## Dataset items
^^^^^^^^^^^^^^^^
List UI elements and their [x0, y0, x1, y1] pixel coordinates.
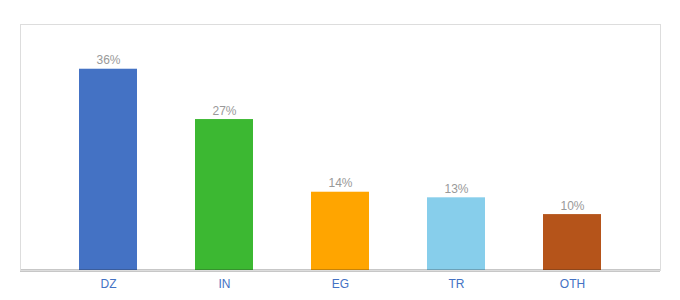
svg-text:DZ: DZ	[101, 277, 117, 291]
svg-text:36%: 36%	[96, 53, 120, 67]
svg-text:OTH: OTH	[560, 277, 585, 291]
svg-text:27%: 27%	[212, 104, 236, 118]
svg-text:IN: IN	[219, 277, 231, 291]
svg-text:10%: 10%	[560, 199, 584, 213]
svg-text:14%: 14%	[328, 176, 352, 190]
svg-text:13%: 13%	[444, 182, 468, 196]
svg-text:TR: TR	[449, 277, 465, 291]
svg-text:EG: EG	[332, 277, 349, 291]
^^^^^^^^^^^^^^^^
## WHAT THIS TASK INVOLVES
Write out each of the lines above word for word, leaving out the picture.

## OUTPUT FOR THIS EXERCISE
List UI elements and their [x0, y0, x1, y1] pixel coordinates.
svg-text:DZ: DZ	[101, 277, 117, 291]
svg-text:36%: 36%	[96, 53, 120, 67]
svg-text:OTH: OTH	[560, 277, 585, 291]
svg-text:27%: 27%	[212, 104, 236, 118]
svg-text:IN: IN	[219, 277, 231, 291]
svg-text:10%: 10%	[560, 199, 584, 213]
svg-text:14%: 14%	[328, 176, 352, 190]
svg-text:13%: 13%	[444, 182, 468, 196]
svg-text:TR: TR	[449, 277, 465, 291]
svg-text:EG: EG	[332, 277, 349, 291]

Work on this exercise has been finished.